> Records for the exercise:
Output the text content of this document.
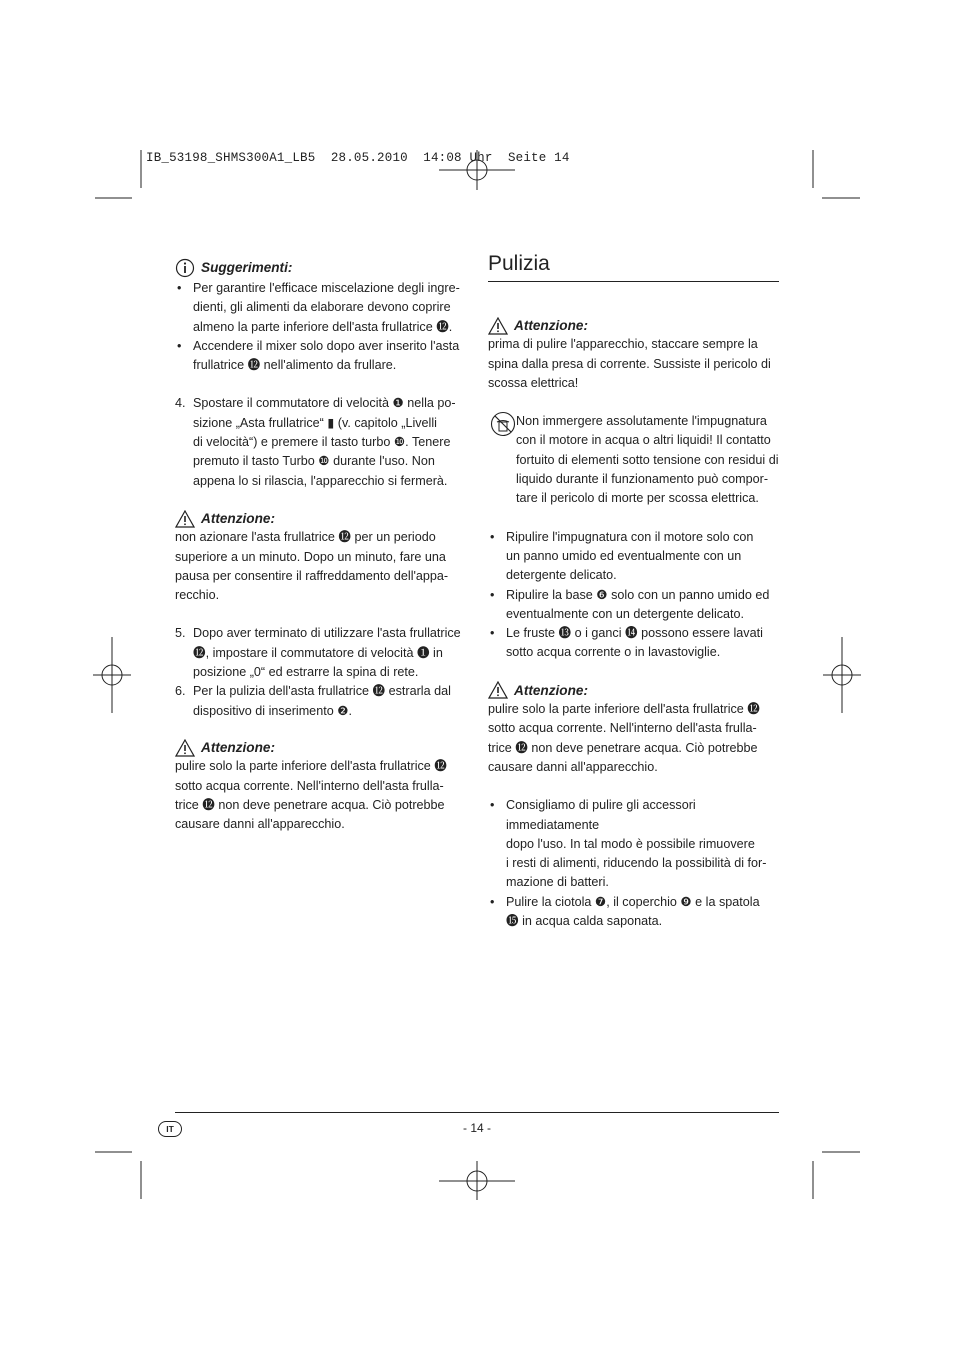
IB_53198_SHMS300A1_LB5  28.05.2010  14:08 Uhr  Seite 14
Suggerimenti:

• Per garantire l'efficace miscelazione degli ingre-

dienti, gli alimenti da elaborare devono coprire

almeno la parte inferiore dell'asta frullatrice ⓬.

• Accendere il mixer solo dopo aver inserito l'asta

frullatrice ⓬ nell'alimento da frullare.

4. Spostare il commutatore di velocità ❶ nella po-

sizione „Asta frullatrice“ ▮ (v. capitolo „Livelli

di velocità“) e premere il tasto turbo ❿. Tenere

premuto il tasto Turbo ❿ durante l'uso. Non

appena lo si rilascia, l'apparecchio si fermerà.

Attenzione:

non azionare l'asta frullatrice ⓬ per un periodo

superiore a un minuto. Dopo un minuto, fare una

pausa per consentire il raffreddamento dell'appa-

recchio.

5. Dopo aver terminato di utilizzare l'asta frullatrice

⓬, impostare il commutatore di velocità ❶ in

posizione „0“ ed estrarre la spina di rete.

6. Per la pulizia dell'asta frullatrice ⓬ estrarla dal

dispositivo di inserimento ❷.

Attenzione:

pulire solo la parte inferiore dell'asta frullatrice ⓬

sotto acqua corrente. Nell'interno dell'asta frulla-

trice ⓬ non deve penetrare acqua. Ciò potrebbe

causare danni all'apparecchio.

Pulizia
Attenzione:

prima di pulire l'apparecchio, staccare sempre la

spina dalla presa di corrente. Sussiste il pericolo di

scossa elettrica!

Non immergere assolutamente l'impugnatura

con il motore in acqua o altri liquidi! Il contatto

fortuito di elementi sotto tensione con residui di

liquido durante il funzionamento può compor-

tare il pericolo di morte per scossa elettrica.

• Ripulire l'impugnatura con il motore solo con

un panno umido ed eventualmente con un

detergente delicato.

• Ripulire la base ❻ solo con un panno umido ed

eventualmente con un detergente delicato.

• Le fruste ⓭ o i ganci ⓮ possono essere lavati

sotto acqua corrente o in lavastoviglie.

Attenzione:

pulire solo la parte inferiore dell'asta frullatrice ⓬

sotto acqua corrente. Nell'interno dell'asta frulla-

trice ⓬ non deve penetrare acqua. Ciò potrebbe

causare danni all'apparecchio.

• Consigliamo di pulire gli accessori immediatamente

dopo l'uso. In tal modo è possibile rimuovere

i resti di alimenti, riducendo la possibilità di for-

mazione di batteri.

• Pulire la ciotola ❼, il coperchio ❾ e la spatola

⓯ in acqua calda saponata.

IT	- 14 -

> Task: State the count of lines with the word "umido" in them, and write nothing else.

> Result of the task: 2